- [THE REQUEST] Each line that follows is to be retyped exactly.

- [MATERIAL]

======

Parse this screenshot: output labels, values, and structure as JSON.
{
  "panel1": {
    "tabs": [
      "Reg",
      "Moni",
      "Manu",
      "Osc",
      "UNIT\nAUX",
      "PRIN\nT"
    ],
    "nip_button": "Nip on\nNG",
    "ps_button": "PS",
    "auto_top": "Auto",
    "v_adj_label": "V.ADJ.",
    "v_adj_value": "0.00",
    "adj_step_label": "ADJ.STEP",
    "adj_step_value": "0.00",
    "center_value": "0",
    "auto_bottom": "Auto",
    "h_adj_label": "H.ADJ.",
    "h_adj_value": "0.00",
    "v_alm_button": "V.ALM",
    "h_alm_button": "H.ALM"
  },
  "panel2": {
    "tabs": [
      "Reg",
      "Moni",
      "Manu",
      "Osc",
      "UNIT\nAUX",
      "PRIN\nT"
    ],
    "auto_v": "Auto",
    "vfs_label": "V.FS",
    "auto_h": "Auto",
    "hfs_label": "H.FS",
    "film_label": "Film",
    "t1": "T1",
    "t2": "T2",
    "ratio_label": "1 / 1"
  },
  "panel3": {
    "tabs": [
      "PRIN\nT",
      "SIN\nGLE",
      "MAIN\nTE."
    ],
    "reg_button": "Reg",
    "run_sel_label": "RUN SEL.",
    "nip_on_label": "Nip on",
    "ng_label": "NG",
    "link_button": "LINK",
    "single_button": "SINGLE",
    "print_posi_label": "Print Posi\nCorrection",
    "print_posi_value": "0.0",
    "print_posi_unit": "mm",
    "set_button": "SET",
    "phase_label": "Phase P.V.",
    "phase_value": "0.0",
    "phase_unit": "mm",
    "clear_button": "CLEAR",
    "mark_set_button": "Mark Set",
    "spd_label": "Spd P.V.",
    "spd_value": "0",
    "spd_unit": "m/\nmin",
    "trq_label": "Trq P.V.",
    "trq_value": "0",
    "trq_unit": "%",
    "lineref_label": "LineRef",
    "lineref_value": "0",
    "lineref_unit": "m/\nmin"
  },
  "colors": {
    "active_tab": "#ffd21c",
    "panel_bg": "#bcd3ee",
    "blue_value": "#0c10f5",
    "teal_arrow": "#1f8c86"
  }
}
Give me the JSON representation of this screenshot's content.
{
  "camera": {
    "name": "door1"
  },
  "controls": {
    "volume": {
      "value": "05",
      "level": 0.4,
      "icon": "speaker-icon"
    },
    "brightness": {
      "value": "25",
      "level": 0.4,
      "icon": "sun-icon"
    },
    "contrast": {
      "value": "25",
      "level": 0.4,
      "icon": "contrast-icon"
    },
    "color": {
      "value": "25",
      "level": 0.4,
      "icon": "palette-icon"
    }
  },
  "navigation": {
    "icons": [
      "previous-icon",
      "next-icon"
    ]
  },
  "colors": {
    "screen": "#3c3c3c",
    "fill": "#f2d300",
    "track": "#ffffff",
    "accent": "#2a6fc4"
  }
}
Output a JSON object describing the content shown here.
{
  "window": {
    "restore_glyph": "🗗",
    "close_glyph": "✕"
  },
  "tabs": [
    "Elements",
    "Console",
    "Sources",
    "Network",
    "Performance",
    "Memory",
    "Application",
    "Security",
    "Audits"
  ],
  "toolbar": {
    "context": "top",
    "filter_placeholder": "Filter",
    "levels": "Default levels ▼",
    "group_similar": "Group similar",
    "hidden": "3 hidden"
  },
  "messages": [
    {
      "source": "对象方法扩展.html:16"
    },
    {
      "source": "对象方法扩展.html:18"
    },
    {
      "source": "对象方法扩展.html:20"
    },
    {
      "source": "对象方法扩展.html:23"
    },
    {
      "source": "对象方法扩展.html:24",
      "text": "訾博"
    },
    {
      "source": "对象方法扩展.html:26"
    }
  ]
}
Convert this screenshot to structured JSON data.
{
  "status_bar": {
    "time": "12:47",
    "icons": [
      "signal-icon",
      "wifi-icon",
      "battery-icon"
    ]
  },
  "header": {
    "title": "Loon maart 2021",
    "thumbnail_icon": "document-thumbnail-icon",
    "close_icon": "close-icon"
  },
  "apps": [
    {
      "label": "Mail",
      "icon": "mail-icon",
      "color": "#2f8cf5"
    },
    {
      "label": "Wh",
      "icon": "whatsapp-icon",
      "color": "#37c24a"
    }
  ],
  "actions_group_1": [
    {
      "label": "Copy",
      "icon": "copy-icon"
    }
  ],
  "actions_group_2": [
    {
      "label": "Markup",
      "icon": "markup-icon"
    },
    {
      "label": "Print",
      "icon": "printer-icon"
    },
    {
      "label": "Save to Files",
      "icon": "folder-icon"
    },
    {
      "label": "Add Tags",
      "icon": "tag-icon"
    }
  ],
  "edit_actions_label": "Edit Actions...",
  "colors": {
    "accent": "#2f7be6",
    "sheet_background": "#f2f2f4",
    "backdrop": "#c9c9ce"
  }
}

======

- [THE RESULT]
Parse this screenshot: output labels, values, and structure as JSON.
{
  "panel1": {
    "tabs": [
      "Reg",
      "Moni",
      "Manu",
      "Osc",
      "UNIT\nAUX",
      "PRIN\nT"
    ],
    "nip_button": "Nip on\nNG",
    "ps_button": "PS",
    "auto_top": "Auto",
    "v_adj_label": "V.ADJ.",
    "v_adj_value": "0.00",
    "adj_step_label": "ADJ.STEP",
    "adj_step_value": "0.00",
    "center_value": "0",
    "auto_bottom": "Auto",
    "h_adj_label": "H.ADJ.",
    "h_adj_value": "0.00",
    "v_alm_button": "V.ALM",
    "h_alm_button": "H.ALM"
  },
  "panel2": {
    "tabs": [
      "Reg",
      "Moni",
      "Manu",
      "Osc",
      "UNIT\nAUX",
      "PRIN\nT"
    ],
    "auto_v": "Auto",
    "vfs_label": "V.FS",
    "auto_h": "Auto",
    "hfs_label": "H.FS",
    "film_label": "Film",
    "t1": "T1",
    "t2": "T2",
    "ratio_label": "1 / 1"
  },
  "panel3": {
    "tabs": [
      "PRIN\nT",
      "SIN\nGLE",
      "MAIN\nTE."
    ],
    "reg_button": "Reg",
    "run_sel_label": "RUN SEL.",
    "nip_on_label": "Nip on",
    "ng_label": "NG",
    "link_button": "LINK",
    "single_button": "SINGLE",
    "print_posi_label": "Print Posi\nCorrection",
    "print_posi_value": "0.0",
    "print_posi_unit": "mm",
    "set_button": "SET",
    "phase_label": "Phase P.V.",
    "phase_value": "0.0",
    "phase_unit": "mm",
    "clear_button": "CLEAR",
    "mark_set_button": "Mark Set",
    "spd_label": "Spd P.V.",
    "spd_value": "0",
    "spd_unit": "m/\nmin",
    "trq_label": "Trq P.V.",
    "trq_value": "0",
    "trq_unit": "%",
    "lineref_label": "LineRef",
    "lineref_value": "0",
    "lineref_unit": "m/\nmin"
  },
  "colors": {
    "active_tab": "#ffd21c",
    "panel_bg": "#bcd3ee",
    "blue_value": "#0c10f5",
    "teal_arrow": "#1f8c86"
  }
}
Give me the JSON representation of this screenshot's content.
{
  "camera": {
    "name": "door1"
  },
  "controls": {
    "volume": {
      "value": "05",
      "level": 0.4,
      "icon": "speaker-icon"
    },
    "brightness": {
      "value": "25",
      "level": 0.4,
      "icon": "sun-icon"
    },
    "contrast": {
      "value": "25",
      "level": 0.4,
      "icon": "contrast-icon"
    },
    "color": {
      "value": "25",
      "level": 0.4,
      "icon": "palette-icon"
    }
  },
  "navigation": {
    "icons": [
      "previous-icon",
      "next-icon"
    ]
  },
  "colors": {
    "screen": "#3c3c3c",
    "fill": "#f2d300",
    "track": "#ffffff",
    "accent": "#2a6fc4"
  }
}
Output a JSON object describing the content shown here.
{
  "window": {
    "restore_glyph": "🗗",
    "close_glyph": "✕"
  },
  "tabs": [
    "Elements",
    "Console",
    "Sources",
    "Network",
    "Performance",
    "Memory",
    "Application",
    "Security",
    "Audits"
  ],
  "toolbar": {
    "context": "top",
    "filter_placeholder": "Filter",
    "levels": "Default levels ▼",
    "group_similar": "Group similar",
    "hidden": "3 hidden"
  },
  "messages": [
    {
      "source": "对象方法扩展.html:16"
    },
    {
      "source": "对象方法扩展.html:18"
    },
    {
      "source": "对象方法扩展.html:20"
    },
    {
      "source": "对象方法扩展.html:23"
    },
    {
      "source": "对象方法扩展.html:24",
      "text": "訾博"
    },
    {
      "source": "对象方法扩展.html:26"
    }
  ]
}
Convert this screenshot to structured JSON data.
{
  "status_bar": {
    "time": "12:47",
    "icons": [
      "signal-icon",
      "wifi-icon",
      "battery-icon"
    ]
  },
  "header": {
    "title": "Loon maart 2021",
    "thumbnail_icon": "document-thumbnail-icon",
    "close_icon": "close-icon"
  },
  "apps": [
    {
      "label": "Mail",
      "icon": "mail-icon",
      "color": "#2f8cf5"
    },
    {
      "label": "Wh",
      "icon": "whatsapp-icon",
      "color": "#37c24a"
    }
  ],
  "actions_group_1": [
    {
      "label": "Copy",
      "icon": "copy-icon"
    }
  ],
  "actions_group_2": [
    {
      "label": "Markup",
      "icon": "markup-icon"
    },
    {
      "label": "Print",
      "icon": "printer-icon"
    },
    {
      "label": "Save to Files",
      "icon": "folder-icon"
    },
    {
      "label": "Add Tags",
      "icon": "tag-icon"
    }
  ],
  "edit_actions_label": "Edit Actions...",
  "colors": {
    "accent": "#2f7be6",
    "sheet_background": "#f2f2f4",
    "backdrop": "#c9c9ce"
  }
}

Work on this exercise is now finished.